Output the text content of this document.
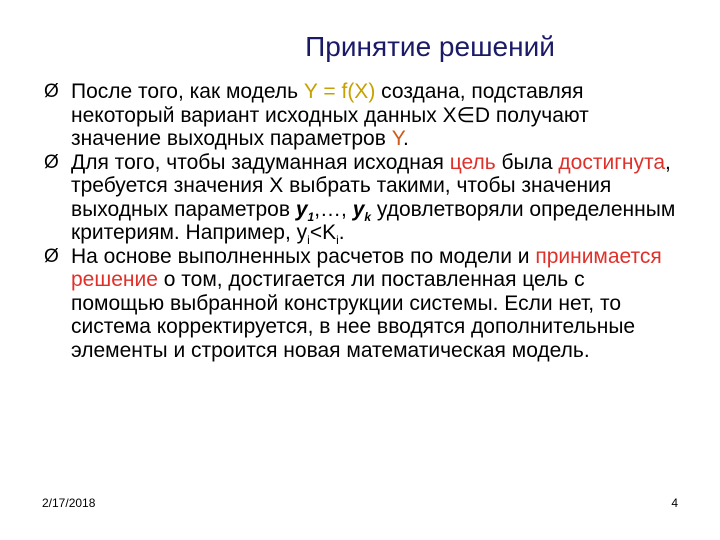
Принятие решений
Ø После того, как модель Y = f(X) создана, подставляя некоторый вариант исходных данных X∈D получают значение выходных параметров Y.
Ø Для того, чтобы задуманная исходная цель была достигнута, требуется значения X выбрать такими, чтобы значения выходных параметров $y_1,\dots$, $y_k$ удовлетворяли определенным критериям. Например, $y_i<K_i$.
Ø На основе выполненных расчетов по модели и принимается решение о том, достигается ли поставленная цель с помощью выбранной конструкции системы. Если нет, то система корректируется, в нее вводятся дополнительные элементы и строится новая математическая модель.
2/17/2018	4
• • • • • • •
◆ **WORK TO COMPLETE**: Without the pictures, reproduce every line of the records above exactly.

◆ **REPLY**:
Output the text content of this document.
Принятие решений
Ø После того, как модель Y = f(X) создана, подставляя некоторый вариант исходных данных X∈D получают значение выходных параметров Y.
Ø Для того, чтобы задуманная исходная цель была достигнута, требуется значения X выбрать такими, чтобы значения выходных параметров $y_1,\dots$, $y_k$ удовлетворяли определенным критериям. Например, $y_i<K_i$.
Ø На основе выполненных расчетов по модели и принимается решение о том, достигается ли поставленная цель с помощью выбранной конструкции системы. Если нет, то система корректируется, в нее вводятся дополнительные элементы и строится новая математическая модель.
2/17/2018	4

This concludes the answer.